> _Your task_
Beginning with the line that holds "Transcribe the text in this document." and ending with the last line below, repeat each line exactly, leaving any pictures out.

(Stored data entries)
——

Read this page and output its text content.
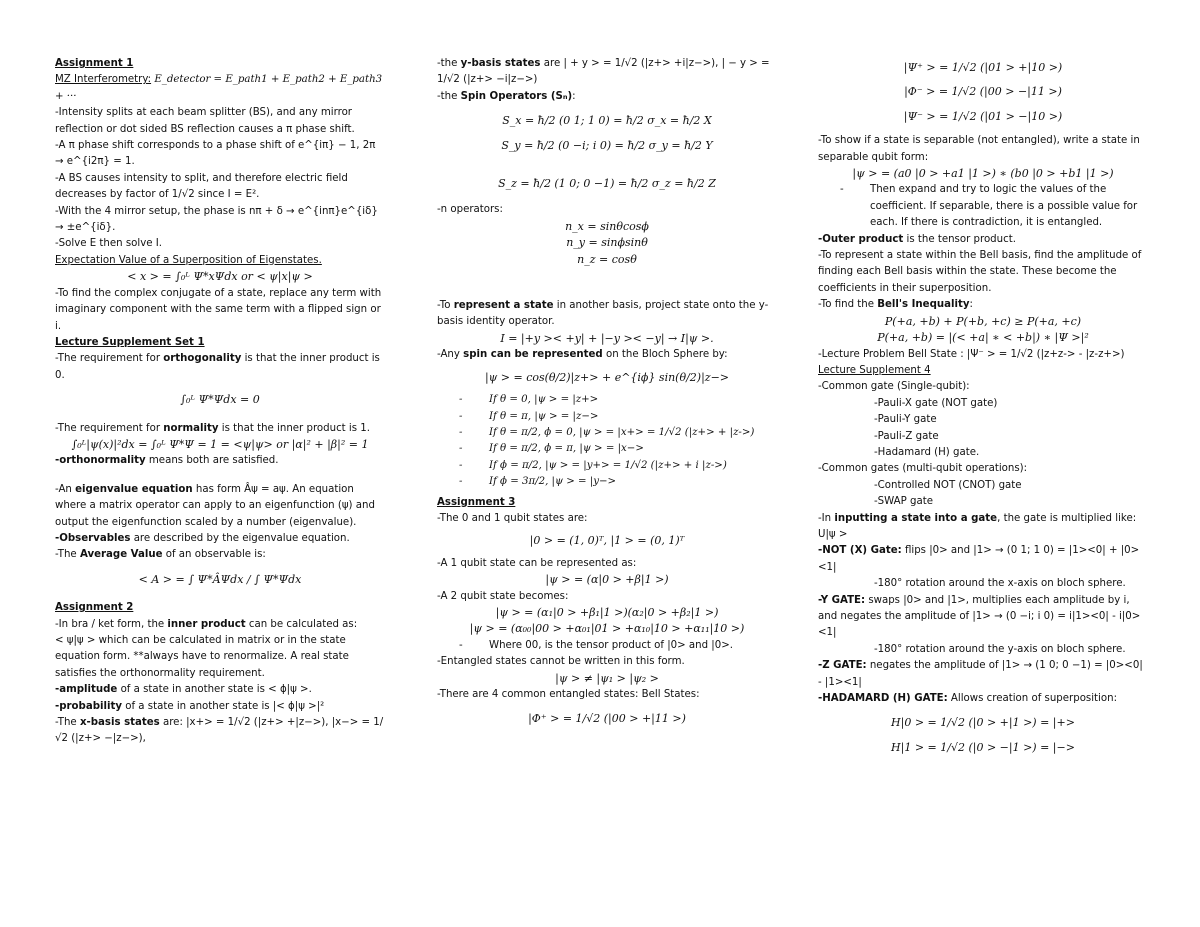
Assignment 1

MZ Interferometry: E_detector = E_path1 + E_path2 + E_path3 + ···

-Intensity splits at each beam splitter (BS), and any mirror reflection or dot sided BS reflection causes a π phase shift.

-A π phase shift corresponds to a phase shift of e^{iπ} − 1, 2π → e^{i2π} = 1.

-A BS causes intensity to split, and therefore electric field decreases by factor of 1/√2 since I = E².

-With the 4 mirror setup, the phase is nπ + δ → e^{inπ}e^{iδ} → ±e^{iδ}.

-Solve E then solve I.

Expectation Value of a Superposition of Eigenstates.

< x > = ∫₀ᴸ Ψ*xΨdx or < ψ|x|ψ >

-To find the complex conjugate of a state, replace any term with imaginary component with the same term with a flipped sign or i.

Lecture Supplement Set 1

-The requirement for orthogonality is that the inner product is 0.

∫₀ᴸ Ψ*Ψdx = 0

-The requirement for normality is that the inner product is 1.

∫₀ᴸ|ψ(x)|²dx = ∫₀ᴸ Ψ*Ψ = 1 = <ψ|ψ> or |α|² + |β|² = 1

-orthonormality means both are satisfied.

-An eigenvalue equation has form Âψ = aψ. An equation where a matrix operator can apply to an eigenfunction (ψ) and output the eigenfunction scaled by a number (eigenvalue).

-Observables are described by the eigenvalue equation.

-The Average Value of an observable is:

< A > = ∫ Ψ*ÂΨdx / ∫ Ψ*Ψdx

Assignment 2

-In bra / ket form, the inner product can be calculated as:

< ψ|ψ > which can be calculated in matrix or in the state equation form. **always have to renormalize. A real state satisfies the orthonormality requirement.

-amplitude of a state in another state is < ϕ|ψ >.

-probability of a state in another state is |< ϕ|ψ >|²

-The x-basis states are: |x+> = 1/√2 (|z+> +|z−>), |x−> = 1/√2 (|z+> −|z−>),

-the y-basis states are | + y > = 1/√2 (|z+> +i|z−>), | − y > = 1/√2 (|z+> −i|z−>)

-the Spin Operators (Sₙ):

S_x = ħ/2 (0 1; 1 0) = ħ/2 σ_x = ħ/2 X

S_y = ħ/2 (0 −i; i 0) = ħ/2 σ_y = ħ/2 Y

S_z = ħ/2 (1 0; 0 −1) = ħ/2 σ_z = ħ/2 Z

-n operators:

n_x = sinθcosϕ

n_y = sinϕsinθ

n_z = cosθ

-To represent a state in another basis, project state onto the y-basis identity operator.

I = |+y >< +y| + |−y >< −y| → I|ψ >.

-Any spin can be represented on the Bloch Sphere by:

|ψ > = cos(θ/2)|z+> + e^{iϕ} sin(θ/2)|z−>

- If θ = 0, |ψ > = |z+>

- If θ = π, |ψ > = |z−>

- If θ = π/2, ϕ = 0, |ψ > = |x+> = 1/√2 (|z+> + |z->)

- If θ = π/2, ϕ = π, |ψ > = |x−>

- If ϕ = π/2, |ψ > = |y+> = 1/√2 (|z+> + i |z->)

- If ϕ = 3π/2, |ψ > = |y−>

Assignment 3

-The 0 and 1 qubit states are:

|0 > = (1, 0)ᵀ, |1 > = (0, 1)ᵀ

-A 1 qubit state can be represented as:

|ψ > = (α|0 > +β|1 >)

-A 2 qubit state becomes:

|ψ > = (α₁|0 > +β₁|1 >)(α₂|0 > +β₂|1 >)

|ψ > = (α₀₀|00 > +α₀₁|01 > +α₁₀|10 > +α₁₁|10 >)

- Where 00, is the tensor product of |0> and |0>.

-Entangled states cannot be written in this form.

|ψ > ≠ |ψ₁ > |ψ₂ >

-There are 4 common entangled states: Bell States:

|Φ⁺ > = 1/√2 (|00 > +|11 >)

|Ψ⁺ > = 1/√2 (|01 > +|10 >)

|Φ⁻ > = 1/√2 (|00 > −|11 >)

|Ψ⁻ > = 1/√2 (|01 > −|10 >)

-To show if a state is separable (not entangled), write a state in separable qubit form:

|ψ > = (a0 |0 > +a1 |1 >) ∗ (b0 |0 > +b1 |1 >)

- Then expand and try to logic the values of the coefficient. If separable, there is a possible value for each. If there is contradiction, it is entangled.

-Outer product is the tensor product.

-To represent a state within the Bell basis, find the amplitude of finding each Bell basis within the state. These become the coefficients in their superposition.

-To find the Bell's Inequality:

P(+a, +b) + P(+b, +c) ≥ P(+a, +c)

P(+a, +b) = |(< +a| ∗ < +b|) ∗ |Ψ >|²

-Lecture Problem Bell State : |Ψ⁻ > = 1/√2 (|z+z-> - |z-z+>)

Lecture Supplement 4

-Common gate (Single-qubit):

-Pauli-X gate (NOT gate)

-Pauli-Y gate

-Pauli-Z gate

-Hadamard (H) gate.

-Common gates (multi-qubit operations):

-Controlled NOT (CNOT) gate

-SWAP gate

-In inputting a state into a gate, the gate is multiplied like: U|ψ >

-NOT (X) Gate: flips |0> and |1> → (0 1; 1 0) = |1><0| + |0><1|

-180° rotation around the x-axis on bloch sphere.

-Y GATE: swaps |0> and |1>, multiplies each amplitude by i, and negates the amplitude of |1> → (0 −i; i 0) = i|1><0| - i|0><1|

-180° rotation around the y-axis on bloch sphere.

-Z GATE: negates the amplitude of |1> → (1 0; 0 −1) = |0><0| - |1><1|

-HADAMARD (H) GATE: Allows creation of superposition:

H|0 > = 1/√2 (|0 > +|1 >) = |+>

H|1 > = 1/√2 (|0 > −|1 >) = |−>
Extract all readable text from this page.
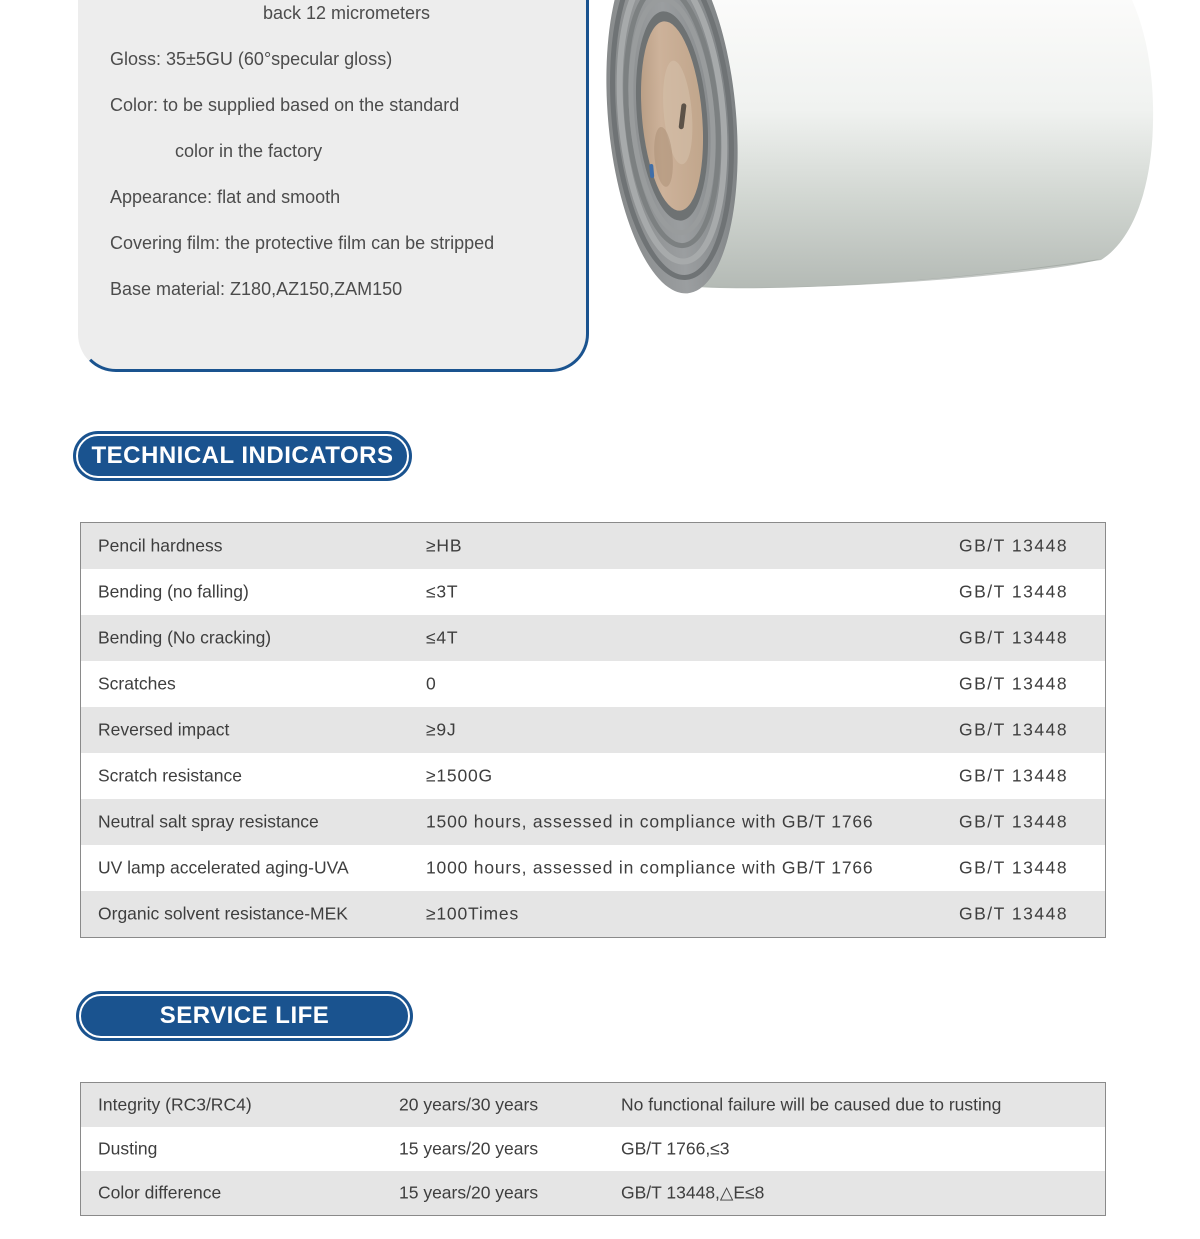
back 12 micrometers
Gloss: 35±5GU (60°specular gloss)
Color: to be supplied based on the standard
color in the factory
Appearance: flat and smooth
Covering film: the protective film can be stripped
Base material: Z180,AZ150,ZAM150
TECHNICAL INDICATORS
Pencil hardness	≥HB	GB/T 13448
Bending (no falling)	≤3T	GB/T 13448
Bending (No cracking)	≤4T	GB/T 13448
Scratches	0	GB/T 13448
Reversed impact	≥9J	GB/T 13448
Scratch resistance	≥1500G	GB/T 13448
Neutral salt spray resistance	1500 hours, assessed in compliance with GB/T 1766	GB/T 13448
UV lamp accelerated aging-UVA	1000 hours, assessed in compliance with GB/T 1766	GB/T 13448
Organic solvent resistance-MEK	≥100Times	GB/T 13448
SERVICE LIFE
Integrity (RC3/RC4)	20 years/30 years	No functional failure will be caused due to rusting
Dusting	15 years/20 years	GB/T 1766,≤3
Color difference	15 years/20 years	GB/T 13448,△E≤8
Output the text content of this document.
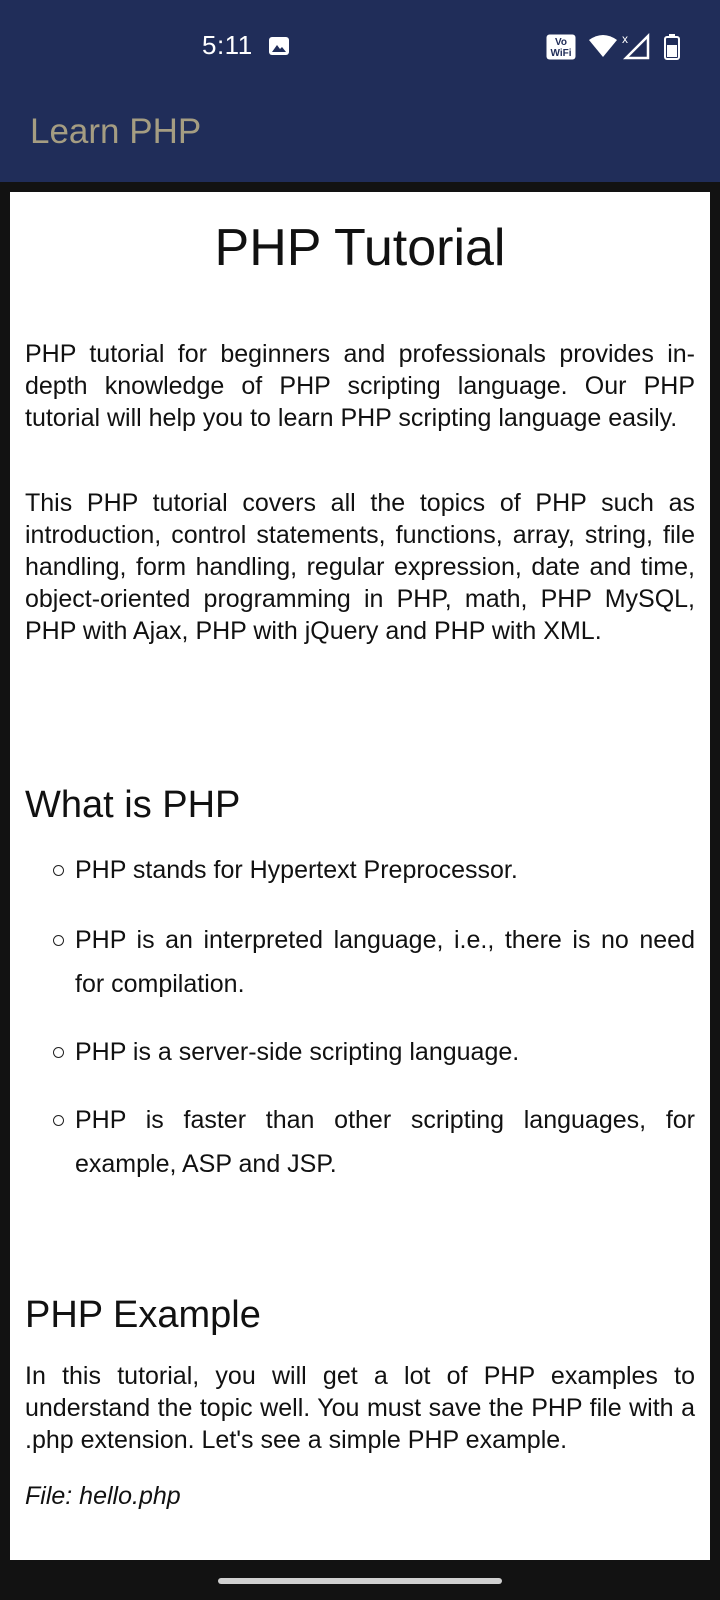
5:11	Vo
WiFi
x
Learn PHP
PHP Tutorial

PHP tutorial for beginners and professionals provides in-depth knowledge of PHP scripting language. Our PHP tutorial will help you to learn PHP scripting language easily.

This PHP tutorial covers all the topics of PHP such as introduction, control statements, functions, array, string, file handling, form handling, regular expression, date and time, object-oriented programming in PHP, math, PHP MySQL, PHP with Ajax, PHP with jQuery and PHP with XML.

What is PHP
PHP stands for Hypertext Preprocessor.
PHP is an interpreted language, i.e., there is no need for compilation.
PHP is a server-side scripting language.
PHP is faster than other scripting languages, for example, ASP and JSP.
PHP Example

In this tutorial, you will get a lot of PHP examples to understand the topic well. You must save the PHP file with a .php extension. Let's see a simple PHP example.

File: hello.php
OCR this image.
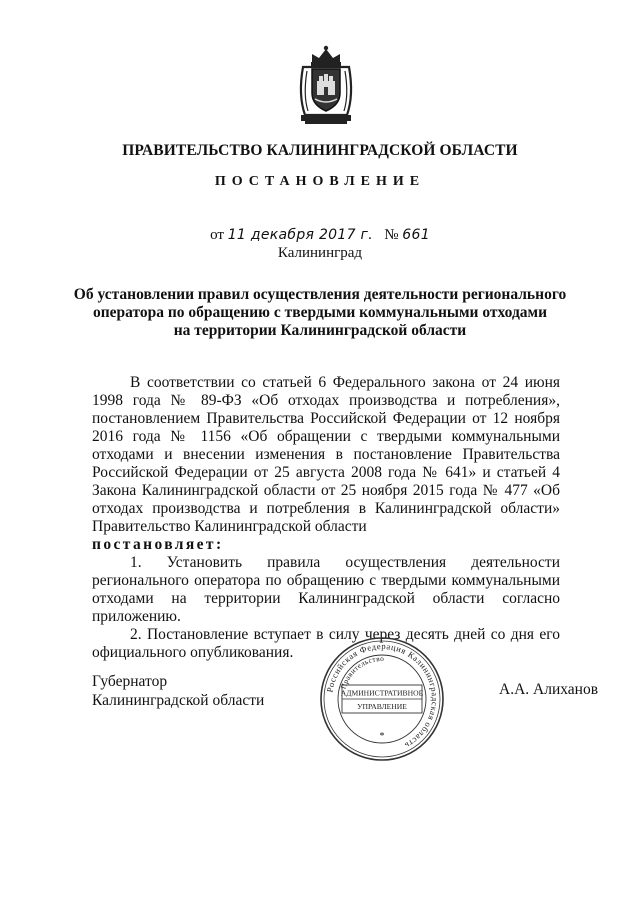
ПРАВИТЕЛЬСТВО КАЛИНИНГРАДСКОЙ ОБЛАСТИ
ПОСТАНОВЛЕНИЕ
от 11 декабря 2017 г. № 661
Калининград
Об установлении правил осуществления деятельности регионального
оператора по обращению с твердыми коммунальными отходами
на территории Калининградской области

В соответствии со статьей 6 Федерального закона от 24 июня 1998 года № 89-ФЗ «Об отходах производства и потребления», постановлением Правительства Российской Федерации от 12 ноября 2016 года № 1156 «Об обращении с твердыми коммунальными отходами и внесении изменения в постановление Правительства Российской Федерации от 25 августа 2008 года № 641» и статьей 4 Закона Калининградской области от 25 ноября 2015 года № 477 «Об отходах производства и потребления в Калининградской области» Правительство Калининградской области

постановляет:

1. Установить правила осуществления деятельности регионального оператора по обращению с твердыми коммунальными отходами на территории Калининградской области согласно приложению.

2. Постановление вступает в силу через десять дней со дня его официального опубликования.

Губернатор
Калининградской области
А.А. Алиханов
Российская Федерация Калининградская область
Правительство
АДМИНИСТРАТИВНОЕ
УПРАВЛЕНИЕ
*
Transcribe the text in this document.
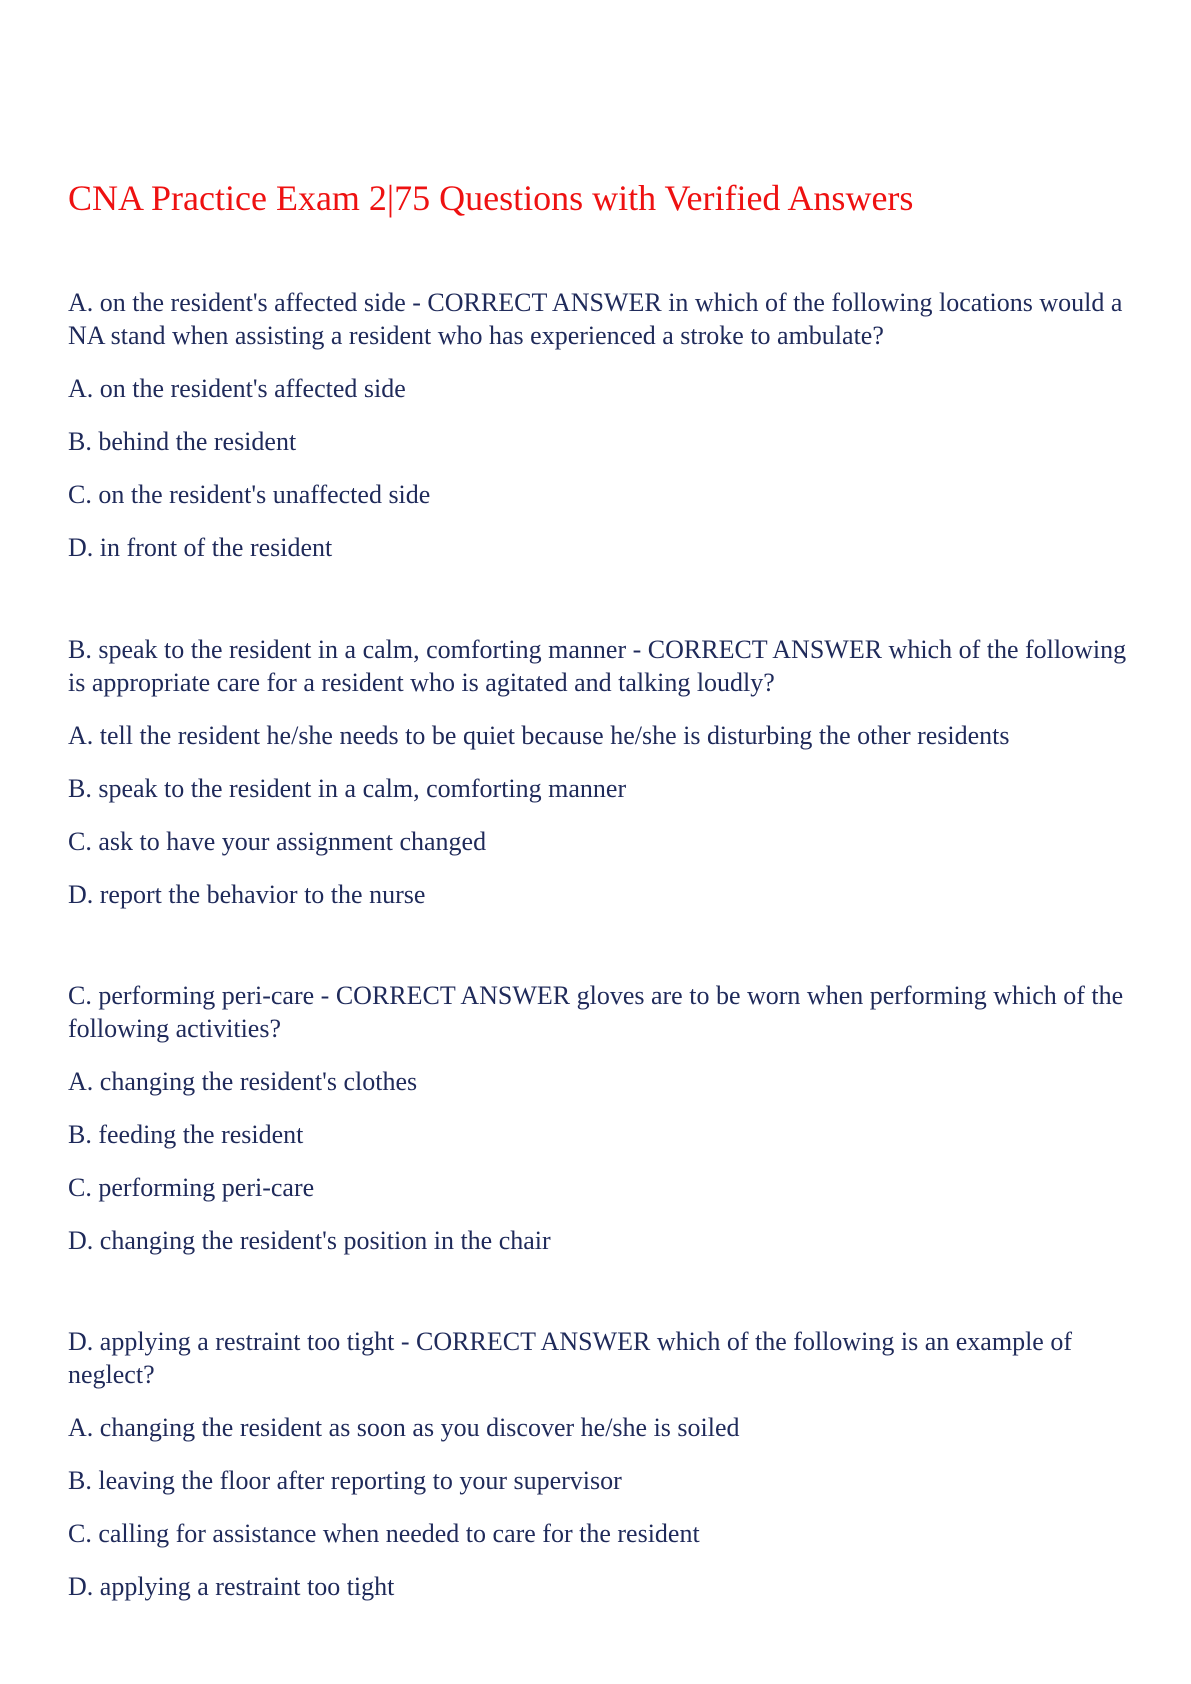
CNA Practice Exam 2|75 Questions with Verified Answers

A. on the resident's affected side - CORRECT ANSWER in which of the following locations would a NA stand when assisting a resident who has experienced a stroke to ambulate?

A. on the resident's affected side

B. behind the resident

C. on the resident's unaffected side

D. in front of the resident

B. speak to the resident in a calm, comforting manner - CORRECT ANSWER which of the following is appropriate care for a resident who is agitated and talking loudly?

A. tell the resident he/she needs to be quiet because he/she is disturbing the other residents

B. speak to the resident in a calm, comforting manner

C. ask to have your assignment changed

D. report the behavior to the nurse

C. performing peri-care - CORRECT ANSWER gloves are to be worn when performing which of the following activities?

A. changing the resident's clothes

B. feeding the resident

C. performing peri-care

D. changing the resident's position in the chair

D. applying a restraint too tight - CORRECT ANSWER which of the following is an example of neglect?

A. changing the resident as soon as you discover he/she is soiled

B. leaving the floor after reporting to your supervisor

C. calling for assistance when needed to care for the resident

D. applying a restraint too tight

——

> _Reply_
Transcribe the text in this document.
CNA Practice Exam 2|75 Questions with Verified Answers

A. on the resident's affected side - CORRECT ANSWER in which of the following locations would a NA stand when assisting a resident who has experienced a stroke to ambulate?

A. on the resident's affected side

B. behind the resident

C. on the resident's unaffected side

D. in front of the resident

B. speak to the resident in a calm, comforting manner - CORRECT ANSWER which of the following is appropriate care for a resident who is agitated and talking loudly?

A. tell the resident he/she needs to be quiet because he/she is disturbing the other residents

B. speak to the resident in a calm, comforting manner

C. ask to have your assignment changed

D. report the behavior to the nurse

C. performing peri-care - CORRECT ANSWER gloves are to be worn when performing which of the following activities?

A. changing the resident's clothes

B. feeding the resident

C. performing peri-care

D. changing the resident's position in the chair

D. applying a restraint too tight - CORRECT ANSWER which of the following is an example of neglect?

A. changing the resident as soon as you discover he/she is soiled

B. leaving the floor after reporting to your supervisor

C. calling for assistance when needed to care for the resident

D. applying a restraint too tight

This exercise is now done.